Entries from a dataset
###

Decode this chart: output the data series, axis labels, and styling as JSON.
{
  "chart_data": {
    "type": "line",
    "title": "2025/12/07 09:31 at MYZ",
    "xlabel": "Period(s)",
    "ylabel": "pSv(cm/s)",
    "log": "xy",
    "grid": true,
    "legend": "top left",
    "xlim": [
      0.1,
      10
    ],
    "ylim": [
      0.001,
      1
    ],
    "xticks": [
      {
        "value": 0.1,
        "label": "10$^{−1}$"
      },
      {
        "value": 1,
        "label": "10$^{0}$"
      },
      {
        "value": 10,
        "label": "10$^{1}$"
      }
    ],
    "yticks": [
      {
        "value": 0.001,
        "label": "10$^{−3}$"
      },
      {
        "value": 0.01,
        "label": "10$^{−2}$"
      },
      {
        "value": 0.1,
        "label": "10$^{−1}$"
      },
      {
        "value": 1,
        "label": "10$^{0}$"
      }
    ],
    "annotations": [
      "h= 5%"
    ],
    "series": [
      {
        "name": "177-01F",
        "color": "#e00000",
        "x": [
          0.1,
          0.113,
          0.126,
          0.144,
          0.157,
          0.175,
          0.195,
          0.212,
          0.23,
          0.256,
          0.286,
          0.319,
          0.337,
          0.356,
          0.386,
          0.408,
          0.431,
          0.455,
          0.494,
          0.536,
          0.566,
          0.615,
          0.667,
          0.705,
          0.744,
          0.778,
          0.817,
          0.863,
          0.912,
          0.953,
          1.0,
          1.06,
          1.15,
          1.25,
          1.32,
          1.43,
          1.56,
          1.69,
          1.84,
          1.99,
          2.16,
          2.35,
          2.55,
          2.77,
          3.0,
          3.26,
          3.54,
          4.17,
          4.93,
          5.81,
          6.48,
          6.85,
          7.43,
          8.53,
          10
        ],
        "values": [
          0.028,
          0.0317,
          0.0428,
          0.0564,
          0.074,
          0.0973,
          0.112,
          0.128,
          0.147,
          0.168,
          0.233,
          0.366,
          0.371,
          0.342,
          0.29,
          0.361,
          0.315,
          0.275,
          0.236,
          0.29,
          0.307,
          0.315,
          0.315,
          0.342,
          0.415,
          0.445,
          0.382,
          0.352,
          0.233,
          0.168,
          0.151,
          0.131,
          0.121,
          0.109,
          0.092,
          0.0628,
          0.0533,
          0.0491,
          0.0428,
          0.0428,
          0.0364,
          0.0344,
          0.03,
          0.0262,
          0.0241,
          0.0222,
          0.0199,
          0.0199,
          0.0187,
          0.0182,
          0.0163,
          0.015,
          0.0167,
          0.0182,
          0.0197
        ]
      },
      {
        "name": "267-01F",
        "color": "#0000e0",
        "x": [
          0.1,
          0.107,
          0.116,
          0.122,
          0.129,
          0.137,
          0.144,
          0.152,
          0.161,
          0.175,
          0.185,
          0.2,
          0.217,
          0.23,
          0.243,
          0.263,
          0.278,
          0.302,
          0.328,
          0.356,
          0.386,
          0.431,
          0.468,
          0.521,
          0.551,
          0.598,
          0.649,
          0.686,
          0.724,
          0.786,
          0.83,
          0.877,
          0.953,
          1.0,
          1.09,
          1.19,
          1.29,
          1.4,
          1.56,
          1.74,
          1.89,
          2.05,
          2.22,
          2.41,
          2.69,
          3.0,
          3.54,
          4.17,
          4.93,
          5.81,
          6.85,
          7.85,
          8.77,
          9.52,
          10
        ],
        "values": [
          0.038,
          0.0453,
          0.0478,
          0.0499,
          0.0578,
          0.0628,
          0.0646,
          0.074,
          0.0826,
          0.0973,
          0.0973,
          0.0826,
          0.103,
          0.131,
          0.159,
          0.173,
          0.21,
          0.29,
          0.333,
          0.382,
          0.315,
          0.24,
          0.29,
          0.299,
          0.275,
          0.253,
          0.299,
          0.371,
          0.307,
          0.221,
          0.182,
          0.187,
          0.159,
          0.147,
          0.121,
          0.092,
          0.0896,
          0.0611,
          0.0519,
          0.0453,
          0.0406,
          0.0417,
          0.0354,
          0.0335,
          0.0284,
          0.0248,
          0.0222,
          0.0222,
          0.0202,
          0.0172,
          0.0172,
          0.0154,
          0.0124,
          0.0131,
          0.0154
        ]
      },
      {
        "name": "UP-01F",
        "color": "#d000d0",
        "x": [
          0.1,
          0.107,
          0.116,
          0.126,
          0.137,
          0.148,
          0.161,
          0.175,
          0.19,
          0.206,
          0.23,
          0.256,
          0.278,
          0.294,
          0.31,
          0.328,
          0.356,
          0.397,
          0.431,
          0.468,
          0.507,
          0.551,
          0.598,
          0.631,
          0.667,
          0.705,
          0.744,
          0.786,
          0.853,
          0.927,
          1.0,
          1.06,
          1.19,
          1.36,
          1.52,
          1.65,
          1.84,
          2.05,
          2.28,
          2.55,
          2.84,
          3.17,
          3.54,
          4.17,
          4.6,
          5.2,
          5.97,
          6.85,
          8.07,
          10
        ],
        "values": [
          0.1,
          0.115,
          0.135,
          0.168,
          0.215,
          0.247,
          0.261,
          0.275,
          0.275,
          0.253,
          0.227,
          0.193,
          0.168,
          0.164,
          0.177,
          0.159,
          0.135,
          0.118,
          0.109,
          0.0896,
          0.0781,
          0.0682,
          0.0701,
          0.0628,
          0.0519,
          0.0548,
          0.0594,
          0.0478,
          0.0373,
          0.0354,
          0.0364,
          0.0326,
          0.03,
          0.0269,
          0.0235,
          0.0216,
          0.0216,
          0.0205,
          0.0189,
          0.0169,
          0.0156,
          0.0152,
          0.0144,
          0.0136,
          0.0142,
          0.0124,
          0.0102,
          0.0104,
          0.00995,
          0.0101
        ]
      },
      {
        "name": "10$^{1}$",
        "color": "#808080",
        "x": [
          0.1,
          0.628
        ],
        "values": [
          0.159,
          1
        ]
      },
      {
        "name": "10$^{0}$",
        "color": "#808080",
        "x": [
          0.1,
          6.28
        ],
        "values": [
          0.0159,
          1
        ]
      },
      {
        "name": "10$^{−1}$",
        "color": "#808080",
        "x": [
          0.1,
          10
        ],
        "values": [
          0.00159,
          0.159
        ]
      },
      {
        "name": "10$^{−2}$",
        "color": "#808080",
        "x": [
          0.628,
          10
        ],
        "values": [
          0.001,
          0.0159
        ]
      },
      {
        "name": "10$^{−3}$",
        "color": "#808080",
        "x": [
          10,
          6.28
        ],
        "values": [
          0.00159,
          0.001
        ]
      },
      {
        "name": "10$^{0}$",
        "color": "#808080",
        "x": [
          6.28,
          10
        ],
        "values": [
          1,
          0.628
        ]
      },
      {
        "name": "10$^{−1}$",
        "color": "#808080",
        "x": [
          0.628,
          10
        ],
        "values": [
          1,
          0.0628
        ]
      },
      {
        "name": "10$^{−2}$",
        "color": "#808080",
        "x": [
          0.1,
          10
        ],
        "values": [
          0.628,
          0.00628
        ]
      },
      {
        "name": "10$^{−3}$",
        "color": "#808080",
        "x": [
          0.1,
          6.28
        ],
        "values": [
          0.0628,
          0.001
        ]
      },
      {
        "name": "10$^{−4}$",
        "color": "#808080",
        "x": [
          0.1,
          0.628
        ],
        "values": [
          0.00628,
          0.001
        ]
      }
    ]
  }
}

###

**WHAT YOU HAVE TO DO**.
Give back the whole listing exactly as it reads.

**EXPECTED OUTPUT**.
Decode this chart: output the data series, axis labels, and styling as JSON.
{
  "chart_data": {
    "type": "line",
    "title": "2025/12/07 09:31 at MYZ",
    "xlabel": "Period(s)",
    "ylabel": "pSv(cm/s)",
    "log": "xy",
    "grid": true,
    "legend": "top left",
    "xlim": [
      0.1,
      10
    ],
    "ylim": [
      0.001,
      1
    ],
    "xticks": [
      {
        "value": 0.1,
        "label": "10$^{−1}$"
      },
      {
        "value": 1,
        "label": "10$^{0}$"
      },
      {
        "value": 10,
        "label": "10$^{1}$"
      }
    ],
    "yticks": [
      {
        "value": 0.001,
        "label": "10$^{−3}$"
      },
      {
        "value": 0.01,
        "label": "10$^{−2}$"
      },
      {
        "value": 0.1,
        "label": "10$^{−1}$"
      },
      {
        "value": 1,
        "label": "10$^{0}$"
      }
    ],
    "annotations": [
      "h= 5%"
    ],
    "series": [
      {
        "name": "177-01F",
        "color": "#e00000",
        "x": [
          0.1,
          0.113,
          0.126,
          0.144,
          0.157,
          0.175,
          0.195,
          0.212,
          0.23,
          0.256,
          0.286,
          0.319,
          0.337,
          0.356,
          0.386,
          0.408,
          0.431,
          0.455,
          0.494,
          0.536,
          0.566,
          0.615,
          0.667,
          0.705,
          0.744,
          0.778,
          0.817,
          0.863,
          0.912,
          0.953,
          1.0,
          1.06,
          1.15,
          1.25,
          1.32,
          1.43,
          1.56,
          1.69,
          1.84,
          1.99,
          2.16,
          2.35,
          2.55,
          2.77,
          3.0,
          3.26,
          3.54,
          4.17,
          4.93,
          5.81,
          6.48,
          6.85,
          7.43,
          8.53,
          10
        ],
        "values": [
          0.028,
          0.0317,
          0.0428,
          0.0564,
          0.074,
          0.0973,
          0.112,
          0.128,
          0.147,
          0.168,
          0.233,
          0.366,
          0.371,
          0.342,
          0.29,
          0.361,
          0.315,
          0.275,
          0.236,
          0.29,
          0.307,
          0.315,
          0.315,
          0.342,
          0.415,
          0.445,
          0.382,
          0.352,
          0.233,
          0.168,
          0.151,
          0.131,
          0.121,
          0.109,
          0.092,
          0.0628,
          0.0533,
          0.0491,
          0.0428,
          0.0428,
          0.0364,
          0.0344,
          0.03,
          0.0262,
          0.0241,
          0.0222,
          0.0199,
          0.0199,
          0.0187,
          0.0182,
          0.0163,
          0.015,
          0.0167,
          0.0182,
          0.0197
        ]
      },
      {
        "name": "267-01F",
        "color": "#0000e0",
        "x": [
          0.1,
          0.107,
          0.116,
          0.122,
          0.129,
          0.137,
          0.144,
          0.152,
          0.161,
          0.175,
          0.185,
          0.2,
          0.217,
          0.23,
          0.243,
          0.263,
          0.278,
          0.302,
          0.328,
          0.356,
          0.386,
          0.431,
          0.468,
          0.521,
          0.551,
          0.598,
          0.649,
          0.686,
          0.724,
          0.786,
          0.83,
          0.877,
          0.953,
          1.0,
          1.09,
          1.19,
          1.29,
          1.4,
          1.56,
          1.74,
          1.89,
          2.05,
          2.22,
          2.41,
          2.69,
          3.0,
          3.54,
          4.17,
          4.93,
          5.81,
          6.85,
          7.85,
          8.77,
          9.52,
          10
        ],
        "values": [
          0.038,
          0.0453,
          0.0478,
          0.0499,
          0.0578,
          0.0628,
          0.0646,
          0.074,
          0.0826,
          0.0973,
          0.0973,
          0.0826,
          0.103,
          0.131,
          0.159,
          0.173,
          0.21,
          0.29,
          0.333,
          0.382,
          0.315,
          0.24,
          0.29,
          0.299,
          0.275,
          0.253,
          0.299,
          0.371,
          0.307,
          0.221,
          0.182,
          0.187,
          0.159,
          0.147,
          0.121,
          0.092,
          0.0896,
          0.0611,
          0.0519,
          0.0453,
          0.0406,
          0.0417,
          0.0354,
          0.0335,
          0.0284,
          0.0248,
          0.0222,
          0.0222,
          0.0202,
          0.0172,
          0.0172,
          0.0154,
          0.0124,
          0.0131,
          0.0154
        ]
      },
      {
        "name": "UP-01F",
        "color": "#d000d0",
        "x": [
          0.1,
          0.107,
          0.116,
          0.126,
          0.137,
          0.148,
          0.161,
          0.175,
          0.19,
          0.206,
          0.23,
          0.256,
          0.278,
          0.294,
          0.31,
          0.328,
          0.356,
          0.397,
          0.431,
          0.468,
          0.507,
          0.551,
          0.598,
          0.631,
          0.667,
          0.705,
          0.744,
          0.786,
          0.853,
          0.927,
          1.0,
          1.06,
          1.19,
          1.36,
          1.52,
          1.65,
          1.84,
          2.05,
          2.28,
          2.55,
          2.84,
          3.17,
          3.54,
          4.17,
          4.6,
          5.2,
          5.97,
          6.85,
          8.07,
          10
        ],
        "values": [
          0.1,
          0.115,
          0.135,
          0.168,
          0.215,
          0.247,
          0.261,
          0.275,
          0.275,
          0.253,
          0.227,
          0.193,
          0.168,
          0.164,
          0.177,
          0.159,
          0.135,
          0.118,
          0.109,
          0.0896,
          0.0781,
          0.0682,
          0.0701,
          0.0628,
          0.0519,
          0.0548,
          0.0594,
          0.0478,
          0.0373,
          0.0354,
          0.0364,
          0.0326,
          0.03,
          0.0269,
          0.0235,
          0.0216,
          0.0216,
          0.0205,
          0.0189,
          0.0169,
          0.0156,
          0.0152,
          0.0144,
          0.0136,
          0.0142,
          0.0124,
          0.0102,
          0.0104,
          0.00995,
          0.0101
        ]
      },
      {
        "name": "10$^{1}$",
        "color": "#808080",
        "x": [
          0.1,
          0.628
        ],
        "values": [
          0.159,
          1
        ]
      },
      {
        "name": "10$^{0}$",
        "color": "#808080",
        "x": [
          0.1,
          6.28
        ],
        "values": [
          0.0159,
          1
        ]
      },
      {
        "name": "10$^{−1}$",
        "color": "#808080",
        "x": [
          0.1,
          10
        ],
        "values": [
          0.00159,
          0.159
        ]
      },
      {
        "name": "10$^{−2}$",
        "color": "#808080",
        "x": [
          0.628,
          10
        ],
        "values": [
          0.001,
          0.0159
        ]
      },
      {
        "name": "10$^{−3}$",
        "color": "#808080",
        "x": [
          10,
          6.28
        ],
        "values": [
          0.00159,
          0.001
        ]
      },
      {
        "name": "10$^{0}$",
        "color": "#808080",
        "x": [
          6.28,
          10
        ],
        "values": [
          1,
          0.628
        ]
      },
      {
        "name": "10$^{−1}$",
        "color": "#808080",
        "x": [
          0.628,
          10
        ],
        "values": [
          1,
          0.0628
        ]
      },
      {
        "name": "10$^{−2}$",
        "color": "#808080",
        "x": [
          0.1,
          10
        ],
        "values": [
          0.628,
          0.00628
        ]
      },
      {
        "name": "10$^{−3}$",
        "color": "#808080",
        "x": [
          0.1,
          6.28
        ],
        "values": [
          0.0628,
          0.001
        ]
      },
      {
        "name": "10$^{−4}$",
        "color": "#808080",
        "x": [
          0.1,
          0.628
        ],
        "values": [
          0.00628,
          0.001
        ]
      }
    ]
  }
}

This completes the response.